• **What to do**: Look at each line of the records and count those with "Baah" in them. Please answer with the count alone.

• **Records shown**:

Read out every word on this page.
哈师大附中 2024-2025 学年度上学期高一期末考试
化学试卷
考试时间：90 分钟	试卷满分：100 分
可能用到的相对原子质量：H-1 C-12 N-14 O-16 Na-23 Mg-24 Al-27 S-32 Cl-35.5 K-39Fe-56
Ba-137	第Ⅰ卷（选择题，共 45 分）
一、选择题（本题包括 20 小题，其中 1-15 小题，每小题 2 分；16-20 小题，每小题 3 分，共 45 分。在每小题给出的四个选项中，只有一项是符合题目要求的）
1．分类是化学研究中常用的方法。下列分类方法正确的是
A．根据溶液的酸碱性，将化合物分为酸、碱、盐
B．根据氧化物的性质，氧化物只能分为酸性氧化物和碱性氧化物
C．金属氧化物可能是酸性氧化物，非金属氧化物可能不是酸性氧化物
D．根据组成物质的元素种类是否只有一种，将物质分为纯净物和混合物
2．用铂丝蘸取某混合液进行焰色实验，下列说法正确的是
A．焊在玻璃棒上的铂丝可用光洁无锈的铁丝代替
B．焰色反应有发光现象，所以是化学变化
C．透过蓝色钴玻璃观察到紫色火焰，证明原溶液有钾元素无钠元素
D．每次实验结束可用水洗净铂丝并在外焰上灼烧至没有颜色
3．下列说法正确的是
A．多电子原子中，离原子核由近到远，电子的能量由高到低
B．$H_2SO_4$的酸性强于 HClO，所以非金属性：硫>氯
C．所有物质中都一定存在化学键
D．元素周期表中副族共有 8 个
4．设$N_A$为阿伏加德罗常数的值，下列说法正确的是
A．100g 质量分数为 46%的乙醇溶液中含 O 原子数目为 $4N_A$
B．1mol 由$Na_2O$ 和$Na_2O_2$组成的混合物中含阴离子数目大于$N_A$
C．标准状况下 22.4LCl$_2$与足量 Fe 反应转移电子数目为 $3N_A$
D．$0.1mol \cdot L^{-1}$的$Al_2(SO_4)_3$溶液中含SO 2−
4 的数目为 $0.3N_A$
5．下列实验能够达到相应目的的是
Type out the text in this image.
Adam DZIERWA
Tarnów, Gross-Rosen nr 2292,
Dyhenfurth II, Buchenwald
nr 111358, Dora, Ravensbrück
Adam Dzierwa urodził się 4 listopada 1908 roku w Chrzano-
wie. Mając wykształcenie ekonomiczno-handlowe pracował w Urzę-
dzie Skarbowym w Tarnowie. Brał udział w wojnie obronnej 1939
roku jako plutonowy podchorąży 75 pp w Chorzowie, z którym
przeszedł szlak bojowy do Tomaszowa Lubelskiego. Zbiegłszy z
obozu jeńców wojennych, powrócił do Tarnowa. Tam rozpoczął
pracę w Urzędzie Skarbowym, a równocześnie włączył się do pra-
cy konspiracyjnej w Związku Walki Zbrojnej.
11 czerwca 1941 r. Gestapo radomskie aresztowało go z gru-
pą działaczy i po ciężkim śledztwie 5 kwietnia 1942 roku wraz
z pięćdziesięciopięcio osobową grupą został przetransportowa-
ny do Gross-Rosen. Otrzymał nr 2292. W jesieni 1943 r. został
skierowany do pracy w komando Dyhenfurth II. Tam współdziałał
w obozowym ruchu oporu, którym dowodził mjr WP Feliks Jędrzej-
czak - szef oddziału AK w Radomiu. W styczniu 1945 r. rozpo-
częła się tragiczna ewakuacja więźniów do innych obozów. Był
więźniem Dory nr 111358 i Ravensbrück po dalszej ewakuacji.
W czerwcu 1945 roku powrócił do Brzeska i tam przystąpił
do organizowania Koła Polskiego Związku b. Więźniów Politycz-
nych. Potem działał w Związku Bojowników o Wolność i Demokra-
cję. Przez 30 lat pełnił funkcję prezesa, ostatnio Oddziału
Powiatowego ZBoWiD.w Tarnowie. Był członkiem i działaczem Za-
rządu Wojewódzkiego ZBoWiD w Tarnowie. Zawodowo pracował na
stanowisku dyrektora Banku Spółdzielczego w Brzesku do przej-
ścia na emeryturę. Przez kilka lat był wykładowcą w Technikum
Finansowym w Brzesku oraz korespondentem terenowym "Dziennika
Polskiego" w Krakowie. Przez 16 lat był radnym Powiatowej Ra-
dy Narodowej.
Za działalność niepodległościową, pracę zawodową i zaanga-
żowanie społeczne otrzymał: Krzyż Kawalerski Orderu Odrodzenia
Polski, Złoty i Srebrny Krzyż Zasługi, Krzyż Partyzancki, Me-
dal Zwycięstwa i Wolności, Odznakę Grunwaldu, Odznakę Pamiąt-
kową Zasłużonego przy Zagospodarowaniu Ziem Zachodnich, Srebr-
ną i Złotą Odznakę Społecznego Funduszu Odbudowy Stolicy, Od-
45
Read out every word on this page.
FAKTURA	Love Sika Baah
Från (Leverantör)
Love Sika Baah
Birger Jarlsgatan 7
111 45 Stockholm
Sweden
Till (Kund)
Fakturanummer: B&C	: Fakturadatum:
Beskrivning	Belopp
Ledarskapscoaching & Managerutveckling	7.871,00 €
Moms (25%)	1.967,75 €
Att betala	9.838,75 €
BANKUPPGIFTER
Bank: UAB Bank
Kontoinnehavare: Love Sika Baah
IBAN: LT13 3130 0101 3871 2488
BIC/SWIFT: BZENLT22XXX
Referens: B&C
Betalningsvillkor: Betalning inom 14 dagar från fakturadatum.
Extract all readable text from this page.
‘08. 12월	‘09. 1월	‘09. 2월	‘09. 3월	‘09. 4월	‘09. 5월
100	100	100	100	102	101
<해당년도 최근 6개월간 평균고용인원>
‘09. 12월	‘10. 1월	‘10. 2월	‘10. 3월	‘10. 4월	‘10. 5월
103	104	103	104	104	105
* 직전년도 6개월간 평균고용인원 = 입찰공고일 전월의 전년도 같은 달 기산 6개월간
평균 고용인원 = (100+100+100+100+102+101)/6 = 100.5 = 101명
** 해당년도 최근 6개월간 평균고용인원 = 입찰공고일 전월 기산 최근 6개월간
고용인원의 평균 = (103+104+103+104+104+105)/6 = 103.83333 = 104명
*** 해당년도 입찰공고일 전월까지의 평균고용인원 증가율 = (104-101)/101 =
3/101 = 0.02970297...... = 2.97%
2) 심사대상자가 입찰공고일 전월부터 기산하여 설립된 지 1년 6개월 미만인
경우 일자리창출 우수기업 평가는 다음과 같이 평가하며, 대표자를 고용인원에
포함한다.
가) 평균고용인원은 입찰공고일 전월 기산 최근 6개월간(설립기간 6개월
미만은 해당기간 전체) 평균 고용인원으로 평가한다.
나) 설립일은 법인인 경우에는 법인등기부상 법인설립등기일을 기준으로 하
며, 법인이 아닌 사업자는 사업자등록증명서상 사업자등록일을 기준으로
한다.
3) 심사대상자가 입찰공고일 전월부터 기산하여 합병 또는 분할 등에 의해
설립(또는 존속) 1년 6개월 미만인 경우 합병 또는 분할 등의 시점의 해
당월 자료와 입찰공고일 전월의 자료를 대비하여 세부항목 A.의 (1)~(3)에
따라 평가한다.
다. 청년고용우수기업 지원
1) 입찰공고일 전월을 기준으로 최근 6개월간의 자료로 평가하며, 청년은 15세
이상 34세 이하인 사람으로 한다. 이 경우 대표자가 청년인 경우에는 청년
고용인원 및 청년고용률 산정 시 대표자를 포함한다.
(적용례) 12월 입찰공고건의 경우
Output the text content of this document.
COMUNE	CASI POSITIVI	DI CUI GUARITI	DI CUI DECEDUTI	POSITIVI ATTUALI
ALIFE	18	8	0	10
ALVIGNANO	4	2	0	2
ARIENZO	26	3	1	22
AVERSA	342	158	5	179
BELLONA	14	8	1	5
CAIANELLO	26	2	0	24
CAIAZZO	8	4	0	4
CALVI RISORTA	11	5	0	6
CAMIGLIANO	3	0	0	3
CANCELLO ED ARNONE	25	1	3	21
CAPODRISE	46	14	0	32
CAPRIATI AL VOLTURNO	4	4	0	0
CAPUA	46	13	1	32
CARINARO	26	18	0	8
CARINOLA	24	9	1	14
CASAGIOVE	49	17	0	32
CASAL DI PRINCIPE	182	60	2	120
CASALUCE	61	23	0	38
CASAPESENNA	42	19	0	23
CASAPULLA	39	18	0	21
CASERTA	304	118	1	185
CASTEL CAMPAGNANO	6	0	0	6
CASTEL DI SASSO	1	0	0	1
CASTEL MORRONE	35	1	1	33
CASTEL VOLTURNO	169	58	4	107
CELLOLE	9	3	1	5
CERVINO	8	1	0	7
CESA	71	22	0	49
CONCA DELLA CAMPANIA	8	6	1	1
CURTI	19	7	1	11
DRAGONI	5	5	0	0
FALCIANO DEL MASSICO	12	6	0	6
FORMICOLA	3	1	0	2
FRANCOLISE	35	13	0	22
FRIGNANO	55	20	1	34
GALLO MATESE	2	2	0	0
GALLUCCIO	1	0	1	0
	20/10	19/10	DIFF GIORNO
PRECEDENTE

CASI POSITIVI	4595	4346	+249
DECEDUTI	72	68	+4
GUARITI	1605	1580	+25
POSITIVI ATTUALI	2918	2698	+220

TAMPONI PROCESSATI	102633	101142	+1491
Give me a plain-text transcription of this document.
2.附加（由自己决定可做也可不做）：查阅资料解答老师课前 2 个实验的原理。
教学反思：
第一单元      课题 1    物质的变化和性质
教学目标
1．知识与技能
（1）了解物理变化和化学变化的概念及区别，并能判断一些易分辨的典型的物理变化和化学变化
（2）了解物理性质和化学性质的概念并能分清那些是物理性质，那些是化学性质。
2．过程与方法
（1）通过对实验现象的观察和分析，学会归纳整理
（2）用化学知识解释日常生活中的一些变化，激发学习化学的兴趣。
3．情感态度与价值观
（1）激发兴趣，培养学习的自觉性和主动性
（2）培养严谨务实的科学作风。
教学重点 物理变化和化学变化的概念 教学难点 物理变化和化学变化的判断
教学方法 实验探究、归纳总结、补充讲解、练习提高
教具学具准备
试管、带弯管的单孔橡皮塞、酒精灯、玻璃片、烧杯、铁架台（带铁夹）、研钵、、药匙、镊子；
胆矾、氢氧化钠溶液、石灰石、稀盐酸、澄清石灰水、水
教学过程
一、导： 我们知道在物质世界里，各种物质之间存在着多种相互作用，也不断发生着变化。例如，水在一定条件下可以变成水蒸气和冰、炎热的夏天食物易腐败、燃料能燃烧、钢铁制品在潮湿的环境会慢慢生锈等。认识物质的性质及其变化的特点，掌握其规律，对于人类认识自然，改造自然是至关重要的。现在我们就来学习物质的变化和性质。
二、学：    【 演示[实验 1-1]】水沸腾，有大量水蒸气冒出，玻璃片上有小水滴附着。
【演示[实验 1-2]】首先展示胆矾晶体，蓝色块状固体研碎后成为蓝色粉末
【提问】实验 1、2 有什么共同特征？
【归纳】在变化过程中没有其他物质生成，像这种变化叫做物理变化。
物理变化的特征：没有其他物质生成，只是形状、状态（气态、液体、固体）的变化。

• **Answer in full**: 3